**Exercise**
Lines containing the word "after" are to be counted; state their number and nothing further.
╭─ Input for this task
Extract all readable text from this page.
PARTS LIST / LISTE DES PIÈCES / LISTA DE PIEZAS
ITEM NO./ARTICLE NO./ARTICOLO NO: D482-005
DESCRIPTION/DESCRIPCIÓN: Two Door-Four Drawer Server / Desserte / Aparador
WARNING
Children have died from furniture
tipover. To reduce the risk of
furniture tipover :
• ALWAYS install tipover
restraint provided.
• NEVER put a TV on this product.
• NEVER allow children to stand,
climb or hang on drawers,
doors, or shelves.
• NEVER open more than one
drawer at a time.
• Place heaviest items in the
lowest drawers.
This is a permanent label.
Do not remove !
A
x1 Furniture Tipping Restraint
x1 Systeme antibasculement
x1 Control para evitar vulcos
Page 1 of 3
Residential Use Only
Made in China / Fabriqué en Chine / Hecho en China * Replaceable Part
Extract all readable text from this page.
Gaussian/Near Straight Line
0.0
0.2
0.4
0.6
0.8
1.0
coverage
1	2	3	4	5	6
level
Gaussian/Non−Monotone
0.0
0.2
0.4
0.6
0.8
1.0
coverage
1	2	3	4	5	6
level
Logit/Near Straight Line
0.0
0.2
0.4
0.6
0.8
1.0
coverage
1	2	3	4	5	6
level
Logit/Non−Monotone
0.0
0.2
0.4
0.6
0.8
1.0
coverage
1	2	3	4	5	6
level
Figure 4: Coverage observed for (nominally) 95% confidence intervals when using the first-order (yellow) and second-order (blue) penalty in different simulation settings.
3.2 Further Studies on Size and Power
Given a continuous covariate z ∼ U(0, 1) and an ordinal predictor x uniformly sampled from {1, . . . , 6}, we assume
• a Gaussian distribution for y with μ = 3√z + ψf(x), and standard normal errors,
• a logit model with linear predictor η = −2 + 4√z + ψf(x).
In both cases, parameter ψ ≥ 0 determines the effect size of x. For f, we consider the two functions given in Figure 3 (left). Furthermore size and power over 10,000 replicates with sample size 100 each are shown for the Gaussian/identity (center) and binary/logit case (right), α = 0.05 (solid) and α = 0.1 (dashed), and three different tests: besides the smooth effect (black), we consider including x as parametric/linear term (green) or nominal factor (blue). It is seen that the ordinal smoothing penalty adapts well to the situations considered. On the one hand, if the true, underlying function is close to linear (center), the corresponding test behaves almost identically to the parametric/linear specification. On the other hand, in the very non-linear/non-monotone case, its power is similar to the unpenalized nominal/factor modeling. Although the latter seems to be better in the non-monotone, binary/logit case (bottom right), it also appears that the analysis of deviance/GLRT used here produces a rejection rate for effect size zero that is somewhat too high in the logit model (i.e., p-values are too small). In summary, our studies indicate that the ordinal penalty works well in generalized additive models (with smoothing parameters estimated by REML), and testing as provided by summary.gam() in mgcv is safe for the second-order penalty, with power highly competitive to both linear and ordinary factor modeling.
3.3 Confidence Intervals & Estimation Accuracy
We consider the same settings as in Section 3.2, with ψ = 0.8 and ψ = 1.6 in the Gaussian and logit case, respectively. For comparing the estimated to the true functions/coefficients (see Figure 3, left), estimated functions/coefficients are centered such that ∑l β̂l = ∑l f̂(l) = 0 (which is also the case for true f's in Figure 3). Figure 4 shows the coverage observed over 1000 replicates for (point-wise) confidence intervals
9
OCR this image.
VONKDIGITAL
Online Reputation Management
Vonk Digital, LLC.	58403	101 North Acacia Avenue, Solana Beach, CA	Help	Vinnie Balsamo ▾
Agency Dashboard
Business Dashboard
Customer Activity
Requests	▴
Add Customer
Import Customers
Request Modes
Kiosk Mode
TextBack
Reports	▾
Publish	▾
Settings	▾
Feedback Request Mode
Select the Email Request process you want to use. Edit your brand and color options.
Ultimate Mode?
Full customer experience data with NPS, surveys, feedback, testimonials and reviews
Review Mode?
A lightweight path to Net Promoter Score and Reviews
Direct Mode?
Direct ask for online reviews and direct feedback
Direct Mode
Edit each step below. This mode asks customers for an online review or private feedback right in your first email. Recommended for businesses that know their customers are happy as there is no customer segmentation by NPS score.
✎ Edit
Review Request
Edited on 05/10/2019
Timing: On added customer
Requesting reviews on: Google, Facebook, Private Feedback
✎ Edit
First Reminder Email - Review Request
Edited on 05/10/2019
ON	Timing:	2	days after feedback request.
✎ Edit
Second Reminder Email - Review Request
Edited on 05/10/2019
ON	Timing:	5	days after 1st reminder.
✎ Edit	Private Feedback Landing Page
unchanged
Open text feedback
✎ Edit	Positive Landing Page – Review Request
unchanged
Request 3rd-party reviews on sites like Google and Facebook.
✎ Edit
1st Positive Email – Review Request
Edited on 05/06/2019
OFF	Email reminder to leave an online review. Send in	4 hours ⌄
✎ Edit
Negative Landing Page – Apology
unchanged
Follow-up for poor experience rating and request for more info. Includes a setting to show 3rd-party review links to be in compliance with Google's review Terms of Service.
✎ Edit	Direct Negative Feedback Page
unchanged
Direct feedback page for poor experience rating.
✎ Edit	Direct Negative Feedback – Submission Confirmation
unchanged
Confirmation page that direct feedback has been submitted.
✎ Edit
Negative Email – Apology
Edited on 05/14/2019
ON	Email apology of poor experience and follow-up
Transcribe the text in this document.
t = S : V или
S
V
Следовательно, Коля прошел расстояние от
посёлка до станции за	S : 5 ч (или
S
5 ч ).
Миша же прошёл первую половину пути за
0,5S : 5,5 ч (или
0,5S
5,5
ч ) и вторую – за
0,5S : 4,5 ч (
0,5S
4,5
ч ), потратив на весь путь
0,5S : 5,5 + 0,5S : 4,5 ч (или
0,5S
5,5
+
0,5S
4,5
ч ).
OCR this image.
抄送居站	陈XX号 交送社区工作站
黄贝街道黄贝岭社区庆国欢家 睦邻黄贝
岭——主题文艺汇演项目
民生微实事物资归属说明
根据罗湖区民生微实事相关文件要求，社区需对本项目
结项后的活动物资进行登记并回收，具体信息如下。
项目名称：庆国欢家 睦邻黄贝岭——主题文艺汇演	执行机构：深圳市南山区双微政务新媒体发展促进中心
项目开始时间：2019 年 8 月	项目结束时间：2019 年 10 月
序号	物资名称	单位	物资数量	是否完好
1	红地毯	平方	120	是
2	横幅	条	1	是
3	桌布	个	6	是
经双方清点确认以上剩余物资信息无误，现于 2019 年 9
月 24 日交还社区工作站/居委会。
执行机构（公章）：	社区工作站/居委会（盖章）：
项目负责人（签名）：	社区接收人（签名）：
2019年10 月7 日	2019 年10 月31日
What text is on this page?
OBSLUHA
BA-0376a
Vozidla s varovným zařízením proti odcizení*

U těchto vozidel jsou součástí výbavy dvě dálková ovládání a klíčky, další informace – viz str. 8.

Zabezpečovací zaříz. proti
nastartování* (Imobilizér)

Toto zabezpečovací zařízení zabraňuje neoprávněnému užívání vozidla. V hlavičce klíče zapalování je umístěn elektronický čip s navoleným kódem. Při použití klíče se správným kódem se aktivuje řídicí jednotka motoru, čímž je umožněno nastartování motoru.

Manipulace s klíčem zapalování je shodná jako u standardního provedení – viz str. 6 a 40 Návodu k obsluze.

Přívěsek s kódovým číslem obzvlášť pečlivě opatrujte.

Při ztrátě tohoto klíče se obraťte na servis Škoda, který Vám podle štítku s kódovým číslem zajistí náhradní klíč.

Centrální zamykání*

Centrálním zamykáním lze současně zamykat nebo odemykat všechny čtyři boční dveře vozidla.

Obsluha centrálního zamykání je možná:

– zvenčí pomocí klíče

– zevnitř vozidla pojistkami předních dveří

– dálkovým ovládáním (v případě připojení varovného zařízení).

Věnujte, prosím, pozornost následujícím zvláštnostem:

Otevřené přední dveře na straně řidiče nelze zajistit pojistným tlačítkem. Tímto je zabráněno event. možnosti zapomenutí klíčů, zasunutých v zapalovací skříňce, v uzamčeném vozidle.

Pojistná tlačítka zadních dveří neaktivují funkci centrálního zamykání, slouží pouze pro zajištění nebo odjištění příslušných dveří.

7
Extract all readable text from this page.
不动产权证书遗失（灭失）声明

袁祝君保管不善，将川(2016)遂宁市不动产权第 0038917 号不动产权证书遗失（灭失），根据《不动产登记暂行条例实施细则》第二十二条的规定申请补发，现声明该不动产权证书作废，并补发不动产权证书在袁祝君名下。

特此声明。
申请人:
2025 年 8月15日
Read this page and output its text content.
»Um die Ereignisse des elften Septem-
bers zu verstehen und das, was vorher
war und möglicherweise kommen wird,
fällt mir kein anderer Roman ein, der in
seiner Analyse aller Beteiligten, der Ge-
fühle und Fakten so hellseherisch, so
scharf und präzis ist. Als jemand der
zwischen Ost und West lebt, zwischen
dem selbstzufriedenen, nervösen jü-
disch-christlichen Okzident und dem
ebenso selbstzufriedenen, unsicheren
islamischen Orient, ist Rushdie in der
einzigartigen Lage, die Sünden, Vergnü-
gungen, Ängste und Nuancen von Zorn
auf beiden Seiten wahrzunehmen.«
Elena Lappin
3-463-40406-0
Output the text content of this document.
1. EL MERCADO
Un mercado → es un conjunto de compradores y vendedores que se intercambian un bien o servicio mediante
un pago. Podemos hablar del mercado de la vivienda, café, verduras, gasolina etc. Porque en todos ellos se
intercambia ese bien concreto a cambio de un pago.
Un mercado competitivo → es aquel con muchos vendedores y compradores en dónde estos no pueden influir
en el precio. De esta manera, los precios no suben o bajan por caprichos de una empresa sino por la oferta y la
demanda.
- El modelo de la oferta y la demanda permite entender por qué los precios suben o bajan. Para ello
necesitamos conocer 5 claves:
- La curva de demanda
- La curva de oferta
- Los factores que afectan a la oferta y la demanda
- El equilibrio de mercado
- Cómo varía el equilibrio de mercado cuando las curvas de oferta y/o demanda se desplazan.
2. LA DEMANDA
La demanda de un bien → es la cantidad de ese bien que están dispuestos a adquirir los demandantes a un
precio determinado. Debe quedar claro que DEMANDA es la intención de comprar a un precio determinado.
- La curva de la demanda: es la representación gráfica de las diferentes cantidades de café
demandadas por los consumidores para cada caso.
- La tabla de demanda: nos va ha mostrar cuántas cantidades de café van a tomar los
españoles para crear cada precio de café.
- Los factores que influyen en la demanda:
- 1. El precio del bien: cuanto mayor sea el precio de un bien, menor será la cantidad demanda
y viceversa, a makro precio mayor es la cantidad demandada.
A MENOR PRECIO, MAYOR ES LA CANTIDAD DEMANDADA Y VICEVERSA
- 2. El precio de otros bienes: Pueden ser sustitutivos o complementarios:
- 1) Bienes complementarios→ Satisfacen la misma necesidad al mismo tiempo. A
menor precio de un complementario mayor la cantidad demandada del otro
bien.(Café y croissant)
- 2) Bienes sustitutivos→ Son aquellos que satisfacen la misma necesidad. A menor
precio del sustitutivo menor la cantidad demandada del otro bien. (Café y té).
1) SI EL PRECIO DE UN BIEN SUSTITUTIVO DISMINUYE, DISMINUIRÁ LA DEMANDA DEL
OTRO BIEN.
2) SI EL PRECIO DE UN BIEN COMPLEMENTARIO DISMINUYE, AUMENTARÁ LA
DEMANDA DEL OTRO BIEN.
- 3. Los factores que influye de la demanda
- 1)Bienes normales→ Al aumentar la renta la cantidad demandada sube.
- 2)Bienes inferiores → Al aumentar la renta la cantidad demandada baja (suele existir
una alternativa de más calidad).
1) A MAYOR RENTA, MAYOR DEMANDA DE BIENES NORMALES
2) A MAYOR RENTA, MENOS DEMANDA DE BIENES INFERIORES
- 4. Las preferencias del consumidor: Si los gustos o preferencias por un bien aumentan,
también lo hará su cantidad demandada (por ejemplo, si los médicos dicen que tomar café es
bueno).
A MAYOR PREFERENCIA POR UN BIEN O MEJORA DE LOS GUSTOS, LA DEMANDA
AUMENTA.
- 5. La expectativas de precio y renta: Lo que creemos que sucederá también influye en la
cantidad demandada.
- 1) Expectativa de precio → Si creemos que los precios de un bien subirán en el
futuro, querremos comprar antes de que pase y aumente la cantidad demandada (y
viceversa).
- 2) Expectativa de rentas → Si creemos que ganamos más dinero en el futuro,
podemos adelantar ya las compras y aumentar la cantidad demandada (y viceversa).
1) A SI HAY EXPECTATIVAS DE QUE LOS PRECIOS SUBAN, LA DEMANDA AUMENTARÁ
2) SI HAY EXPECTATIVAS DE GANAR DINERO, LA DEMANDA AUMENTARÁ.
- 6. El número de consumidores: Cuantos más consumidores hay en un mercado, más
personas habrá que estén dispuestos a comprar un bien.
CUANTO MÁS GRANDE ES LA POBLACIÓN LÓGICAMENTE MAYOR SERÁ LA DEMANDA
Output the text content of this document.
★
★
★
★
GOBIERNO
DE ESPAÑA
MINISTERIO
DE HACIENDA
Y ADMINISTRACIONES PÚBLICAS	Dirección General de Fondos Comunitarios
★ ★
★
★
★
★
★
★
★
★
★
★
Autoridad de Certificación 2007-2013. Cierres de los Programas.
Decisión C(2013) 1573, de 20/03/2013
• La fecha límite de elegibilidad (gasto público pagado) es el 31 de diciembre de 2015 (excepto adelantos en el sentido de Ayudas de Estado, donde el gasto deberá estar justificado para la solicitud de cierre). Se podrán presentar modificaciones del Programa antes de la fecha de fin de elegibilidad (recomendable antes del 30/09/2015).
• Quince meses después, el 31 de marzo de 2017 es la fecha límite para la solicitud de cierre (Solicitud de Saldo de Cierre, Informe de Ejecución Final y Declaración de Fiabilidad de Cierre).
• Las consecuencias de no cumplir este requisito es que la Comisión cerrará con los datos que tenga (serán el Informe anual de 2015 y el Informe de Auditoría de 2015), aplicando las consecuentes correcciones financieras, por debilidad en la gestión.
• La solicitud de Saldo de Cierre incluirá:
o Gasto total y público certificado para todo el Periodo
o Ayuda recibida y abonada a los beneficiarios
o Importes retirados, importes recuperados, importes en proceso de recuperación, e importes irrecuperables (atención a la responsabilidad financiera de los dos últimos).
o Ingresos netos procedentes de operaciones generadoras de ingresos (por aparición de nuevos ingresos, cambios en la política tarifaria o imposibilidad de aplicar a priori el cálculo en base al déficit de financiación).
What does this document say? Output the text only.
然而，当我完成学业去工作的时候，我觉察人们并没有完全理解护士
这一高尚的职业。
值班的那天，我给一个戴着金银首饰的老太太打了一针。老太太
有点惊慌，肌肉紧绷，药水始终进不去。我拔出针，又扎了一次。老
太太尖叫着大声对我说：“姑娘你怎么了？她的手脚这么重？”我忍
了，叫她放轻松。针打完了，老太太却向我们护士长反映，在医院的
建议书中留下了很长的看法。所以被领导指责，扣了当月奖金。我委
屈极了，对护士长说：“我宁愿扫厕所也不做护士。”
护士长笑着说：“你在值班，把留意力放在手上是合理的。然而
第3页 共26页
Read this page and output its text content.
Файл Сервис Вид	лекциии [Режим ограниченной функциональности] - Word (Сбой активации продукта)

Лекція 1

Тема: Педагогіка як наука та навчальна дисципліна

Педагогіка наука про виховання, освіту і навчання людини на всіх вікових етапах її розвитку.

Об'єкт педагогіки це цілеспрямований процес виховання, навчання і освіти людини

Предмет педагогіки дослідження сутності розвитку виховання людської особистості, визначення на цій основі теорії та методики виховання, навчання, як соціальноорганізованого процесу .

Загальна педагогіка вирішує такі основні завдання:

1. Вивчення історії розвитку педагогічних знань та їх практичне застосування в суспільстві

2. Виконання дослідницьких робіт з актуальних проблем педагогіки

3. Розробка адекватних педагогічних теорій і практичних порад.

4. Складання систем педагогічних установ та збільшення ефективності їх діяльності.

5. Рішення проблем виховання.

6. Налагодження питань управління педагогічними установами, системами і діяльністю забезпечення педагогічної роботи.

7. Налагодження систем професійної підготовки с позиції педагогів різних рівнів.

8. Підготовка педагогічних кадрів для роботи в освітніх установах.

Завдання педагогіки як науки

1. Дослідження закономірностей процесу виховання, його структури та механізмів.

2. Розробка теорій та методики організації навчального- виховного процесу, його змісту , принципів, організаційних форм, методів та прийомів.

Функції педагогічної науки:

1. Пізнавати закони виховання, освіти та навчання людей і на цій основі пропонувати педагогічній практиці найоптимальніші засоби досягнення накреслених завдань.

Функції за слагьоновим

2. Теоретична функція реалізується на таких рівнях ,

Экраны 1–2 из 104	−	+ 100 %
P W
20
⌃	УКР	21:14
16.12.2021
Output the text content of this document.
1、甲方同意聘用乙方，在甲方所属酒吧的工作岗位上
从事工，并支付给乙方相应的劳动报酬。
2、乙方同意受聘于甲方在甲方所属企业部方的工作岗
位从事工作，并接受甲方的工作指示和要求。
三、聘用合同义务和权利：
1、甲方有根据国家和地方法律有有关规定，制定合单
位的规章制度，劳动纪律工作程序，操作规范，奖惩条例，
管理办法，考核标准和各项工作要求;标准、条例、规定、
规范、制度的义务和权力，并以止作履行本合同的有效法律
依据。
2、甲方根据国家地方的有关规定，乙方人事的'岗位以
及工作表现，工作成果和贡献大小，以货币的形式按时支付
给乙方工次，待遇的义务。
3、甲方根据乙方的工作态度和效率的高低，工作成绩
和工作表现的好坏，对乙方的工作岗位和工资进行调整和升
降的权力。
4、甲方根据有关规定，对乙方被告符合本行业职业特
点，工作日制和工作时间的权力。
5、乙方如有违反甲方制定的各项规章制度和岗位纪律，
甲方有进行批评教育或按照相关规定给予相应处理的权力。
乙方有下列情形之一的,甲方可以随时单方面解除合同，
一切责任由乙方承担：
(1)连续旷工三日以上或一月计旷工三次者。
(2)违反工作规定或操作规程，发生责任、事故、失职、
╰─
**Completed exercise**
2